The task: Look at the entries below and reproduce them exactly.
────
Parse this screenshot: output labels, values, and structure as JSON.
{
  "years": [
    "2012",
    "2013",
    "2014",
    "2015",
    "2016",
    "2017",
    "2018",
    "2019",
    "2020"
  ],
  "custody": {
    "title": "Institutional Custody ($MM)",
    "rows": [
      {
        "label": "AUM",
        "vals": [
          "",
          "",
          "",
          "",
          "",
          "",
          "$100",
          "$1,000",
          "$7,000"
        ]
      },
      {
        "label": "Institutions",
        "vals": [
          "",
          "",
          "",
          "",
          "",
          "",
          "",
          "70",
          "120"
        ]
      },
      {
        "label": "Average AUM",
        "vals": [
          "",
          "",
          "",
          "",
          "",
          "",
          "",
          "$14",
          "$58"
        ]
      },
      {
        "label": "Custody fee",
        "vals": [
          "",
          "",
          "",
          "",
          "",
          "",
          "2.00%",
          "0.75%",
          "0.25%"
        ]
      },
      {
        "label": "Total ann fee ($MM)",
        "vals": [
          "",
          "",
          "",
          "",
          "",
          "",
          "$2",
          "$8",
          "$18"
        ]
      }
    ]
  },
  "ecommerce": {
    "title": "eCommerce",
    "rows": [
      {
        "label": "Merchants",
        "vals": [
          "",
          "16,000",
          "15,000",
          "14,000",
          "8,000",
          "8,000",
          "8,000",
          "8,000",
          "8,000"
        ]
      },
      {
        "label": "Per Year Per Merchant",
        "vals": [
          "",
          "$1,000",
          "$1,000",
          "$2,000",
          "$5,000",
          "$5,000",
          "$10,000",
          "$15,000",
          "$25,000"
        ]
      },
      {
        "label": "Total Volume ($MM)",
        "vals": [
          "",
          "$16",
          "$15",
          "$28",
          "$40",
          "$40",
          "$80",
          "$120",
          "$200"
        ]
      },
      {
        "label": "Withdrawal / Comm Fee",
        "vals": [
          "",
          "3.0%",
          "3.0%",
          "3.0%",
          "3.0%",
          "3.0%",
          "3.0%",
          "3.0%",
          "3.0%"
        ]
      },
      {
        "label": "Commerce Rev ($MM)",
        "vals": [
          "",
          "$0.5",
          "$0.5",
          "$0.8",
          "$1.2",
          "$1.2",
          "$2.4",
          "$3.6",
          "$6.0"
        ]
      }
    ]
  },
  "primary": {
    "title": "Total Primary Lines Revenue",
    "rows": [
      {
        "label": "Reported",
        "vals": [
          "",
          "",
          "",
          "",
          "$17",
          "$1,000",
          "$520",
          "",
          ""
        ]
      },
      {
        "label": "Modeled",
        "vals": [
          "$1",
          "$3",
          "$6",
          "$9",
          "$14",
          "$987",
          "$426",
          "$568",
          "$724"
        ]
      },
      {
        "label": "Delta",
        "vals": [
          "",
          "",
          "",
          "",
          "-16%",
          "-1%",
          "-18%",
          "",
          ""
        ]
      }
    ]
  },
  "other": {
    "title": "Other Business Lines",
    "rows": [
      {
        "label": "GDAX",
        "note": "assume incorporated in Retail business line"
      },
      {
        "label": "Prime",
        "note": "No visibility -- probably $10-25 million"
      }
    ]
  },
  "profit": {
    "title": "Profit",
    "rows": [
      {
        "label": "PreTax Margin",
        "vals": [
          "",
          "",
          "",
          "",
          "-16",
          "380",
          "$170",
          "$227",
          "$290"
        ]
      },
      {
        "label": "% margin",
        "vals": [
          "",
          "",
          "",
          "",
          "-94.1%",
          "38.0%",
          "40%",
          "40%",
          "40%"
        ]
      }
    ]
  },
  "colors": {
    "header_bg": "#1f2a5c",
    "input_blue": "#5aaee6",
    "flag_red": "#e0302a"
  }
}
────
Task response:
Parse this screenshot: output labels, values, and structure as JSON.
{
  "years": [
    "2012",
    "2013",
    "2014",
    "2015",
    "2016",
    "2017",
    "2018",
    "2019",
    "2020"
  ],
  "custody": {
    "title": "Institutional Custody ($MM)",
    "rows": [
      {
        "label": "AUM",
        "vals": [
          "",
          "",
          "",
          "",
          "",
          "",
          "$100",
          "$1,000",
          "$7,000"
        ]
      },
      {
        "label": "Institutions",
        "vals": [
          "",
          "",
          "",
          "",
          "",
          "",
          "",
          "70",
          "120"
        ]
      },
      {
        "label": "Average AUM",
        "vals": [
          "",
          "",
          "",
          "",
          "",
          "",
          "",
          "$14",
          "$58"
        ]
      },
      {
        "label": "Custody fee",
        "vals": [
          "",
          "",
          "",
          "",
          "",
          "",
          "2.00%",
          "0.75%",
          "0.25%"
        ]
      },
      {
        "label": "Total ann fee ($MM)",
        "vals": [
          "",
          "",
          "",
          "",
          "",
          "",
          "$2",
          "$8",
          "$18"
        ]
      }
    ]
  },
  "ecommerce": {
    "title": "eCommerce",
    "rows": [
      {
        "label": "Merchants",
        "vals": [
          "",
          "16,000",
          "15,000",
          "14,000",
          "8,000",
          "8,000",
          "8,000",
          "8,000",
          "8,000"
        ]
      },
      {
        "label": "Per Year Per Merchant",
        "vals": [
          "",
          "$1,000",
          "$1,000",
          "$2,000",
          "$5,000",
          "$5,000",
          "$10,000",
          "$15,000",
          "$25,000"
        ]
      },
      {
        "label": "Total Volume ($MM)",
        "vals": [
          "",
          "$16",
          "$15",
          "$28",
          "$40",
          "$40",
          "$80",
          "$120",
          "$200"
        ]
      },
      {
        "label": "Withdrawal / Comm Fee",
        "vals": [
          "",
          "3.0%",
          "3.0%",
          "3.0%",
          "3.0%",
          "3.0%",
          "3.0%",
          "3.0%",
          "3.0%"
        ]
      },
      {
        "label": "Commerce Rev ($MM)",
        "vals": [
          "",
          "$0.5",
          "$0.5",
          "$0.8",
          "$1.2",
          "$1.2",
          "$2.4",
          "$3.6",
          "$6.0"
        ]
      }
    ]
  },
  "primary": {
    "title": "Total Primary Lines Revenue",
    "rows": [
      {
        "label": "Reported",
        "vals": [
          "",
          "",
          "",
          "",
          "$17",
          "$1,000",
          "$520",
          "",
          ""
        ]
      },
      {
        "label": "Modeled",
        "vals": [
          "$1",
          "$3",
          "$6",
          "$9",
          "$14",
          "$987",
          "$426",
          "$568",
          "$724"
        ]
      },
      {
        "label": "Delta",
        "vals": [
          "",
          "",
          "",
          "",
          "-16%",
          "-1%",
          "-18%",
          "",
          ""
        ]
      }
    ]
  },
  "other": {
    "title": "Other Business Lines",
    "rows": [
      {
        "label": "GDAX",
        "note": "assume incorporated in Retail business line"
      },
      {
        "label": "Prime",
        "note": "No visibility -- probably $10-25 million"
      }
    ]
  },
  "profit": {
    "title": "Profit",
    "rows": [
      {
        "label": "PreTax Margin",
        "vals": [
          "",
          "",
          "",
          "",
          "-16",
          "380",
          "$170",
          "$227",
          "$290"
        ]
      },
      {
        "label": "% margin",
        "vals": [
          "",
          "",
          "",
          "",
          "-94.1%",
          "38.0%",
          "40%",
          "40%",
          "40%"
        ]
      }
    ]
  },
  "colors": {
    "header_bg": "#1f2a5c",
    "input_blue": "#5aaee6",
    "flag_red": "#e0302a"
  }
}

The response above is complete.